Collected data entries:
************

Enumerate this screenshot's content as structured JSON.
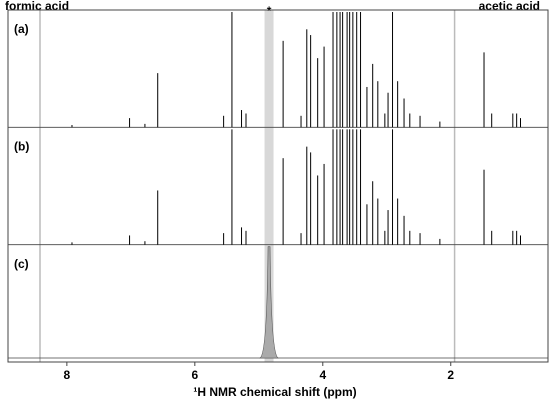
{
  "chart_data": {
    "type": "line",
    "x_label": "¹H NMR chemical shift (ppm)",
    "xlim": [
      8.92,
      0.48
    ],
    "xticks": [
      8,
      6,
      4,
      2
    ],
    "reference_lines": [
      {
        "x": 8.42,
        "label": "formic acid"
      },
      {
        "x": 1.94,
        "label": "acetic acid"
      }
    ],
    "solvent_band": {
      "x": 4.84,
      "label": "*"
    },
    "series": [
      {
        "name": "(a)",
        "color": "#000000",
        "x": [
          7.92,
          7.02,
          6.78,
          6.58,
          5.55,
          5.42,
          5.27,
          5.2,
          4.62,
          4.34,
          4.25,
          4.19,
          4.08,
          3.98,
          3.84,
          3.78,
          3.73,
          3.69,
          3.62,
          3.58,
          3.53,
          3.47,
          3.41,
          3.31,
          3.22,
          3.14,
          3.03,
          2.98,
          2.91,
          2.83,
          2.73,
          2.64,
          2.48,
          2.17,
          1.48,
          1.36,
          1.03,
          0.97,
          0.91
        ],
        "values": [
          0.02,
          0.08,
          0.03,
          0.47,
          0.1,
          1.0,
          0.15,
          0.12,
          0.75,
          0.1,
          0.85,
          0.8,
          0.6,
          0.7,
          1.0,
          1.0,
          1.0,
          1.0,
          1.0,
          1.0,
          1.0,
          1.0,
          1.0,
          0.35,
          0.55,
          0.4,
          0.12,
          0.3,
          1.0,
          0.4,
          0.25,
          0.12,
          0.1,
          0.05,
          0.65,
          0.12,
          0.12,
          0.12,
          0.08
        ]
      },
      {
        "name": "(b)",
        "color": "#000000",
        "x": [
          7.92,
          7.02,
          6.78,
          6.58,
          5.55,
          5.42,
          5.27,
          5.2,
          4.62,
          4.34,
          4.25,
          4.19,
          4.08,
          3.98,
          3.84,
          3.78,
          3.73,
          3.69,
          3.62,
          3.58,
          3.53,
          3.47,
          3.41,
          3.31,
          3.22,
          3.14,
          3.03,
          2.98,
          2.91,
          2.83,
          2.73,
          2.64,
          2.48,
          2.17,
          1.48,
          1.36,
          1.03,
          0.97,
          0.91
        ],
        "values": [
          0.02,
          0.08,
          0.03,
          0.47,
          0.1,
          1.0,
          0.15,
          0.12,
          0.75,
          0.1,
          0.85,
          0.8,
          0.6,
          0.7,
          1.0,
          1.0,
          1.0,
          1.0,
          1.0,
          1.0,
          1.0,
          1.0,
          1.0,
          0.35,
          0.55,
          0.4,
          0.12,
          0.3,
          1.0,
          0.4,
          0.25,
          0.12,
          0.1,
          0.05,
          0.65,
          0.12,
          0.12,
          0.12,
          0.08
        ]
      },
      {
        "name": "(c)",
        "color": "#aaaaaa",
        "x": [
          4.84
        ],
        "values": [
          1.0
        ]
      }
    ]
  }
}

************

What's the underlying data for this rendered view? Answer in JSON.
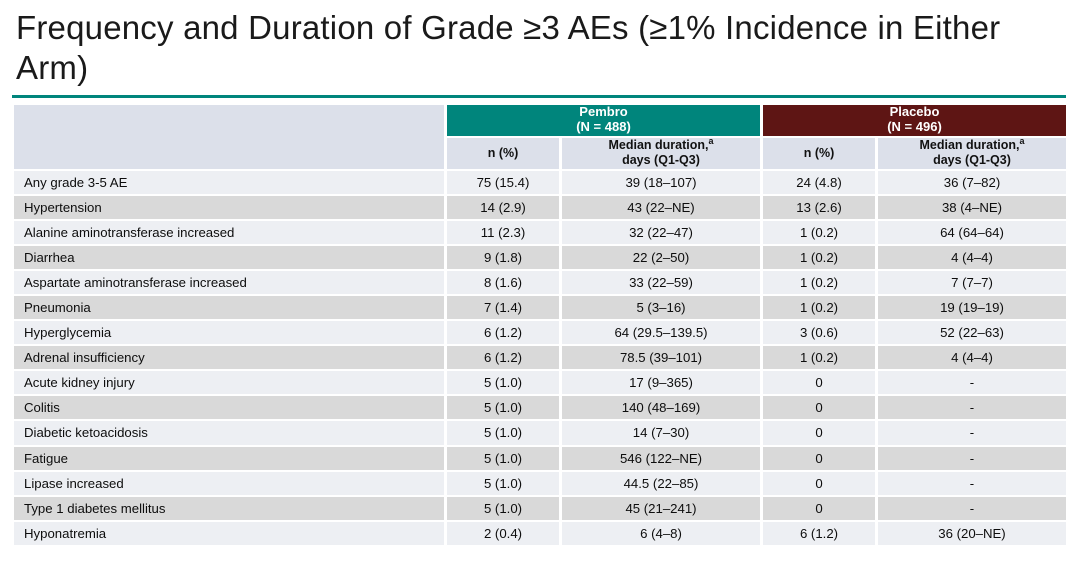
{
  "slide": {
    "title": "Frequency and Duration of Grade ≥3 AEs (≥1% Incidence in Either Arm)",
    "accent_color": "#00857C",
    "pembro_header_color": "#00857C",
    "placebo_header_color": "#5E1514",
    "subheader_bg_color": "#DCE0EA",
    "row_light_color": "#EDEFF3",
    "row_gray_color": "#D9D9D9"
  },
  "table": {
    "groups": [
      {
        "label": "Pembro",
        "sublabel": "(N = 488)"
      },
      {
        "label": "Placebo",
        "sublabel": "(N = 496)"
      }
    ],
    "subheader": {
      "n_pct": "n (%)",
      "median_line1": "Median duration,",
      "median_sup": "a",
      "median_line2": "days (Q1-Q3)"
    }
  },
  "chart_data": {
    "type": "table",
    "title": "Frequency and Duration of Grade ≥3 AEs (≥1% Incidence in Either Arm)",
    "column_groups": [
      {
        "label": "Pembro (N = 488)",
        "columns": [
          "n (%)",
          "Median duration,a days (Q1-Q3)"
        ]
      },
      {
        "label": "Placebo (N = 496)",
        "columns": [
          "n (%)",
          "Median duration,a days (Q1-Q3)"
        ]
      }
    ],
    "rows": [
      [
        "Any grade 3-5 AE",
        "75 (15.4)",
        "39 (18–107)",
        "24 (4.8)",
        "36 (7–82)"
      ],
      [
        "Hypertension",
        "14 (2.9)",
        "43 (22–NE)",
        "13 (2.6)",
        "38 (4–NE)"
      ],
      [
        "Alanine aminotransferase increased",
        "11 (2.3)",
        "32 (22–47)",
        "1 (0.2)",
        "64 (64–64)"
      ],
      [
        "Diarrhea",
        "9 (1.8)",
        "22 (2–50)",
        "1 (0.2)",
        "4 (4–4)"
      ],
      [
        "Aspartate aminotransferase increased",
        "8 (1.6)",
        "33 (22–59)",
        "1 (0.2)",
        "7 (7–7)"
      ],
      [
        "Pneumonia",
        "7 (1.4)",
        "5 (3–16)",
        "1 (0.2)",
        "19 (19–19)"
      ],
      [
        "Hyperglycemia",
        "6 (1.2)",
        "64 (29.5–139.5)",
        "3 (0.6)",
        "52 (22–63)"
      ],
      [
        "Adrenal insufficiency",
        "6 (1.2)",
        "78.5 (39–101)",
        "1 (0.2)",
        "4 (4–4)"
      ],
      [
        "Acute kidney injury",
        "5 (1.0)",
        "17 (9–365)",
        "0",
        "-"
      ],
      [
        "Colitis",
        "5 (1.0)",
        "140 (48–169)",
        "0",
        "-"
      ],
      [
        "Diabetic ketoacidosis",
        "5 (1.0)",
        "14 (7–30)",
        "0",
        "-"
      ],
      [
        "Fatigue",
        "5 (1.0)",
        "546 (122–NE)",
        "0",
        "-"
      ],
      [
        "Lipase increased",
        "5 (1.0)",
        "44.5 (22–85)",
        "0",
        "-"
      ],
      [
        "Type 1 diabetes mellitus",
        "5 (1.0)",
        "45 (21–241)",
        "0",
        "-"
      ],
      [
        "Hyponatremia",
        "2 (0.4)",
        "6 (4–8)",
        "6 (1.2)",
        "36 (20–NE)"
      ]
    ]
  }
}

************

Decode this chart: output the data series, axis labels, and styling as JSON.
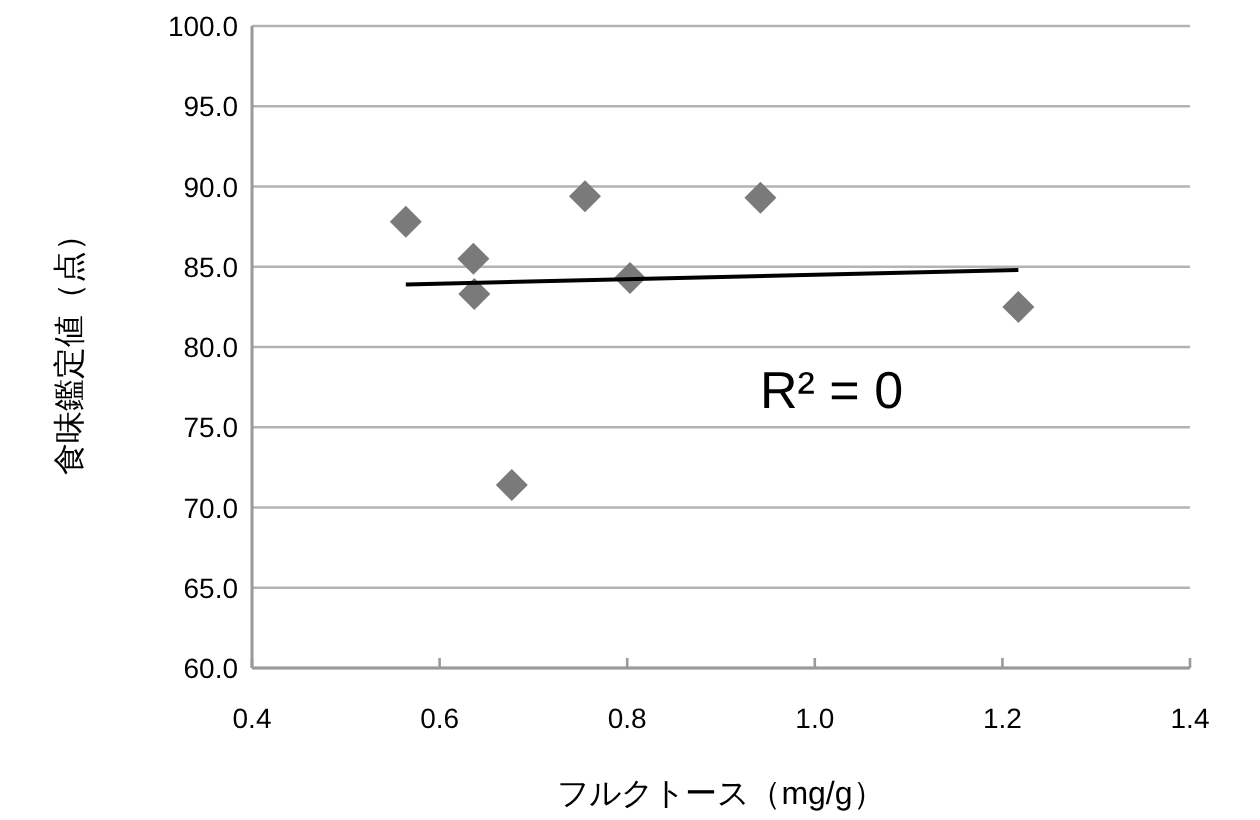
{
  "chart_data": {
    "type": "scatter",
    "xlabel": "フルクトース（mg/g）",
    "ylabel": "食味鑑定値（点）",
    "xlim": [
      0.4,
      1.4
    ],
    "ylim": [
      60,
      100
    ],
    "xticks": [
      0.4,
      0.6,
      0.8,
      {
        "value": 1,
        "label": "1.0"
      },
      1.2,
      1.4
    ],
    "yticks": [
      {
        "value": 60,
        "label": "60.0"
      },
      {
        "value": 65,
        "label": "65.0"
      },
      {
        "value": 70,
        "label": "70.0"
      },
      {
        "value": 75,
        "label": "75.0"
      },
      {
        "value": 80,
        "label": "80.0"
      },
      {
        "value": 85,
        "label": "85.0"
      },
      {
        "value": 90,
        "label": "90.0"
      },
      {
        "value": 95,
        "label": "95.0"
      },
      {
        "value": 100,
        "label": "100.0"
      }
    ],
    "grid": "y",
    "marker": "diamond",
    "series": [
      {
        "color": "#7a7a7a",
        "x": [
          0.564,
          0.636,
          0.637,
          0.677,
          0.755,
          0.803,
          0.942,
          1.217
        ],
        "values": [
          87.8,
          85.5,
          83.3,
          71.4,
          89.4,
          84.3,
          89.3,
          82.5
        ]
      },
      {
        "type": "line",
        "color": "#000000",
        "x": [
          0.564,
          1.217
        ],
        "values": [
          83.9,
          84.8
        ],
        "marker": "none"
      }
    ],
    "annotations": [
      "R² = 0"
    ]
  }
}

************

### Work to do
Report the number of lines in the listing above that include the word "aminotransferase", and nothing else.

### Task answer
2